| Dataset items |
◇ ◇ ◇
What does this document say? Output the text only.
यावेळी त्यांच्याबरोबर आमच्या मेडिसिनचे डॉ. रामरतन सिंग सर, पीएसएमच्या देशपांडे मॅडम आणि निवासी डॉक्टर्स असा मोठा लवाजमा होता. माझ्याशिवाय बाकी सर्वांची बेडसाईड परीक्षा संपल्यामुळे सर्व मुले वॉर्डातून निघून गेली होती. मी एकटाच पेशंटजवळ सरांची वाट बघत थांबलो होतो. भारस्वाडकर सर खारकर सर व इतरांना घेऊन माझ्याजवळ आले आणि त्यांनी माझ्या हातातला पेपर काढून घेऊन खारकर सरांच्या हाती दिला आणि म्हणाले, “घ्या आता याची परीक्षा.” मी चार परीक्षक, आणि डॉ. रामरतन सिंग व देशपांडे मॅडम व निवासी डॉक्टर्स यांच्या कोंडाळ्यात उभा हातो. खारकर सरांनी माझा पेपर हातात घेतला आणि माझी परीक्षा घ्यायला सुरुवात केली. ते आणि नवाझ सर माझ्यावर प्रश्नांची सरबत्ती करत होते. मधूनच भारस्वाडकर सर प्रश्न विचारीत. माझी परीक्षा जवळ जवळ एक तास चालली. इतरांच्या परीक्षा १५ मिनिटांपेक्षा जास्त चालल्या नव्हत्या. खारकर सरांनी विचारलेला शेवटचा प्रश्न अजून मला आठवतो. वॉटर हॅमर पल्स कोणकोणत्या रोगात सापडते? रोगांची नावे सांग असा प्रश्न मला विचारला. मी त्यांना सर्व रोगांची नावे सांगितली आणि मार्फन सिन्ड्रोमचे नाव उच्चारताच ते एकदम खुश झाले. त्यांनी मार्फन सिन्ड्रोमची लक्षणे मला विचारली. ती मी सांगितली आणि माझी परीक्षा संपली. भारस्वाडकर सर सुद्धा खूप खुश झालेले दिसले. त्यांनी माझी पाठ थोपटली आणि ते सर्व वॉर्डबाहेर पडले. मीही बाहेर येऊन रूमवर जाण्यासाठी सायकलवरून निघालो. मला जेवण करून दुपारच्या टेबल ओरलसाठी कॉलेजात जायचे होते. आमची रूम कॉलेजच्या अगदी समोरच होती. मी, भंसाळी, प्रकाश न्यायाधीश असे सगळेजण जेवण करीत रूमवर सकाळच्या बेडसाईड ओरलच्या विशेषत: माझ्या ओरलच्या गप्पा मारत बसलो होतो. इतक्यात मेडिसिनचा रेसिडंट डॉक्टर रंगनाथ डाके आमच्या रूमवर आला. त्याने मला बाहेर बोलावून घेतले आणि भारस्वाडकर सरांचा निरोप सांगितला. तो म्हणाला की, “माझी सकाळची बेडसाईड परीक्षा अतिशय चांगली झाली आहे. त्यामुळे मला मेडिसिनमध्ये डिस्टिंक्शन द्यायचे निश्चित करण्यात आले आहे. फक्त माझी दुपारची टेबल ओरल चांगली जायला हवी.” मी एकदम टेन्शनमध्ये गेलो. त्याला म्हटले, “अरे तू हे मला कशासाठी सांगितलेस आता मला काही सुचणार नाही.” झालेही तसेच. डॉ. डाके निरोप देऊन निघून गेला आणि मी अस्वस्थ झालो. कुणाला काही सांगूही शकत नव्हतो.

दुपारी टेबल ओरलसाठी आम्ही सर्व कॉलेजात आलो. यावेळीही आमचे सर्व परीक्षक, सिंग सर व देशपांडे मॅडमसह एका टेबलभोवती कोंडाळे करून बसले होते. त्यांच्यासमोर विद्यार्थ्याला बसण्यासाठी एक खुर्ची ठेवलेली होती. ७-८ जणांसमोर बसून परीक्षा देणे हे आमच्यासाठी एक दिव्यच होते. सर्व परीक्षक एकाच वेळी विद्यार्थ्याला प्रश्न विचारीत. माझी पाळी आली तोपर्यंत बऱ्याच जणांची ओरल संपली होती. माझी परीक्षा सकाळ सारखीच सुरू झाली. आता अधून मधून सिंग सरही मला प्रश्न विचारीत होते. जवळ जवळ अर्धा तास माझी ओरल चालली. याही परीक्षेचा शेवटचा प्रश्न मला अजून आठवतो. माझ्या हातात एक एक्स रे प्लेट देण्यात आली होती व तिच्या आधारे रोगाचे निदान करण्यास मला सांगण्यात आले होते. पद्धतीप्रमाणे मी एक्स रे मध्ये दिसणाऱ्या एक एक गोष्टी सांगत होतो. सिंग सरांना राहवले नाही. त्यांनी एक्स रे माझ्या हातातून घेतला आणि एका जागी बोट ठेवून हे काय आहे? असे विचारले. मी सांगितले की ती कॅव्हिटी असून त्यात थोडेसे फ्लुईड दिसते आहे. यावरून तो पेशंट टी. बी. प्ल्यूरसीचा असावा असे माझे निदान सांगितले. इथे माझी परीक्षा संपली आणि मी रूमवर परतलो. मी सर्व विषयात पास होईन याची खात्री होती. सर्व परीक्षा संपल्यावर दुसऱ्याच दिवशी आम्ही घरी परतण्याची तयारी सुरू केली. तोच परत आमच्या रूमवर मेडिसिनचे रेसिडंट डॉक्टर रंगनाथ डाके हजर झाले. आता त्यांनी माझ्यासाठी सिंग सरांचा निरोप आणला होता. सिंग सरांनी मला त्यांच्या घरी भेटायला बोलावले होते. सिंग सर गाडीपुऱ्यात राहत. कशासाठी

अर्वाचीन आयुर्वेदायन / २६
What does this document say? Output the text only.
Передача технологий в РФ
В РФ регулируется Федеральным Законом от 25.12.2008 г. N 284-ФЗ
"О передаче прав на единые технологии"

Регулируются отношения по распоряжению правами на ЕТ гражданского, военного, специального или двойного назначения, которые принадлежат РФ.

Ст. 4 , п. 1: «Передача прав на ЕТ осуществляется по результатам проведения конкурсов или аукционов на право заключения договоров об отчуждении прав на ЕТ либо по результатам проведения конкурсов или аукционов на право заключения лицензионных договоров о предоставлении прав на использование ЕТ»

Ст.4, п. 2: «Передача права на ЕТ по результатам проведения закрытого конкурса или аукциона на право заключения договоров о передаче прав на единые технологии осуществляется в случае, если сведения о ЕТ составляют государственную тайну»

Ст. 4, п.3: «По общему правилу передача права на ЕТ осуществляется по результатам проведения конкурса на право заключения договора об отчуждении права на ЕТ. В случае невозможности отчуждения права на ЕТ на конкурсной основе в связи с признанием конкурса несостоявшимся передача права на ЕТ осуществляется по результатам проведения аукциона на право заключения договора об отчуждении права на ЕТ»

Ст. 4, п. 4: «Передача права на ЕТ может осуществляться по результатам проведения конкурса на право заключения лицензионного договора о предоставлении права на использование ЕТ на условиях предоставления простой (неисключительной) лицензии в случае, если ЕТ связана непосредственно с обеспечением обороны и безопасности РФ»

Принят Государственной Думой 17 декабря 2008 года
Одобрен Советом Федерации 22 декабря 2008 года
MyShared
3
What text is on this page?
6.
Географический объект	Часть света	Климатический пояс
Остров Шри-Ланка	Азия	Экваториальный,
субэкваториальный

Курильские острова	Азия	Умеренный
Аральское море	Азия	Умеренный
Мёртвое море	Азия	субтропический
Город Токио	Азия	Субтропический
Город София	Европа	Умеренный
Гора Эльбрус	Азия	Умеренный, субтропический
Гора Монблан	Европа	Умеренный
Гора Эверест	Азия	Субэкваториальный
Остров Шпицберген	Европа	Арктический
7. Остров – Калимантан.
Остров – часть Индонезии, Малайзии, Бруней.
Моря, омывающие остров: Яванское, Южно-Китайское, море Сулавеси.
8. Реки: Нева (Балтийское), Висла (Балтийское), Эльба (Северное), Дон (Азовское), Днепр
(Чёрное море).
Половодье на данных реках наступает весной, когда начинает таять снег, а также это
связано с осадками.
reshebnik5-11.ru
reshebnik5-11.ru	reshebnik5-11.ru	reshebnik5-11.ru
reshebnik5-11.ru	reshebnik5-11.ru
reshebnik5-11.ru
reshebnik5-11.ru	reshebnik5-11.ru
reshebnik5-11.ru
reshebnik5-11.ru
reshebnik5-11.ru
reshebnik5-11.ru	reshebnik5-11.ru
◇ ◇ ◇
In the material above, tally every line with the string "если" in it, then give that number alone.

| OUTPUT |
2